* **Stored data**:
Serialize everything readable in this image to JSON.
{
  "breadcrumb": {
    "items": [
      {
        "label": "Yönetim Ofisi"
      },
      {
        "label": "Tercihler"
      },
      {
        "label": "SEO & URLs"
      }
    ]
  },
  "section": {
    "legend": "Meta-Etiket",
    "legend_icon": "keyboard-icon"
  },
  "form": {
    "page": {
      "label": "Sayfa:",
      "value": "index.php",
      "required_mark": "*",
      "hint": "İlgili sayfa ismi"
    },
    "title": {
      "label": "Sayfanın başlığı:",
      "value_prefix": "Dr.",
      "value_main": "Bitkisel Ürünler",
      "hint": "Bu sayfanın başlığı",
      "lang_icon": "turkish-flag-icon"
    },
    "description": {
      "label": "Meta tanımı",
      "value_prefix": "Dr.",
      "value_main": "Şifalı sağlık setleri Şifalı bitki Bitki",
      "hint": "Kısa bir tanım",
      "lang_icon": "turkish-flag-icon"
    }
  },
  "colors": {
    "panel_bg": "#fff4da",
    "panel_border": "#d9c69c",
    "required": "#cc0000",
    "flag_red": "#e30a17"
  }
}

* **Instructions to follow**:
Gather each line of the listing that holds the string "Meta".

* **Final answer**:
    "legend": "Meta-Etiket",
      "label": "Meta tanımı",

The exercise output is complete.